● **AVAILABLE RECORDS**
__________________________________________________
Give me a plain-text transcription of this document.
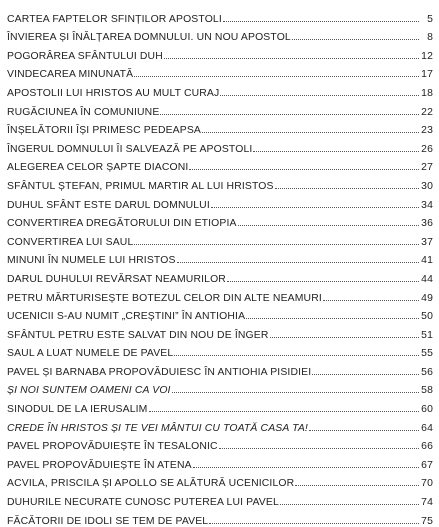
CARTEA FAPTELOR SFINȚILOR APOSTOLI	5
ÎNVIEREA ȘI ÎNĂLȚAREA DOMNULUI. UN NOU APOSTOL	8
POGORÂREA SFÂNTULUI DUH	12
VINDECAREA MINUNATĂ	17
APOSTOLII LUI HRISTOS AU MULT CURAJ	18
RUGĂCIUNEA ÎN COMUNIUNE	22
ÎNȘELĂTORII ÎȘI PRIMESC PEDEAPSA	23
ÎNGERUL DOMNULUI ÎI SALVEAZĂ PE APOSTOLI	26
ALEGEREA CELOR ȘAPTE DIACONI	27
SFÂNTUL ȘTEFAN, PRIMUL MARTIR AL LUI HRISTOS	30
DUHUL SFÂNT ESTE DARUL DOMNULUI	34
CONVERTIREA DREGĂTORULUI DIN ETIOPIA	36
CONVERTIREA LUI SAUL	37
MINUNI ÎN NUMELE LUI HRISTOS	41
DARUL DUHULUI REVĂRSAT NEAMURILOR	44
PETRU MĂRTURISEȘTE BOTEZUL CELOR DIN ALTE NEAMURI	49
UCENICII S-AU NUMIT „CREȘTINI” ÎN ANTIOHIA	50
SFÂNTUL PETRU ESTE SALVAT DIN NOU DE ÎNGER	51
SAUL A LUAT NUMELE DE PAVEL	55
PAVEL ȘI BARNABA PROPOVĂDUIESC ÎN ANTIOHIA PISIDIEI	56
ȘI NOI SUNTEM OAMENI CA VOI	58
SINODUL DE LA IERUSALIM	60
CREDE ÎN HRISTOS ȘI TE VEI MÂNTUI CU TOATĂ CASA TA!	64
PAVEL PROPOVĂDUIEȘTE ÎN TESALONIC	66
PAVEL PROPOVĂDUIEȘTE ÎN ATENA	67
ACVILA, PRISCILA ȘI APOLLO SE ALĂTURĂ UCENICILOR	70
DUHURILE NECURATE CUNOSC PUTEREA LUI PAVEL	74
FĂCĂTORII DE IDOLI SE TEM DE PAVEL	75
__________________________________________________
● **WHAT TO PRODUCE**
Find the lines with the string "PAVEL" and reproduce them.

● **WRITTEN ANSWER**
SAUL A LUAT NUMELE DE PAVEL	55
PAVEL ȘI BARNABA PROPOVĂDUIESC ÎN ANTIOHIA PISIDIEI	56
PAVEL PROPOVĂDUIEȘTE ÎN TESALONIC	66
PAVEL PROPOVĂDUIEȘTE ÎN ATENA	67
DUHURILE NECURATE CUNOSC PUTEREA LUI PAVEL	74
FĂCĂTORII DE IDOLI SE TEM DE PAVEL	75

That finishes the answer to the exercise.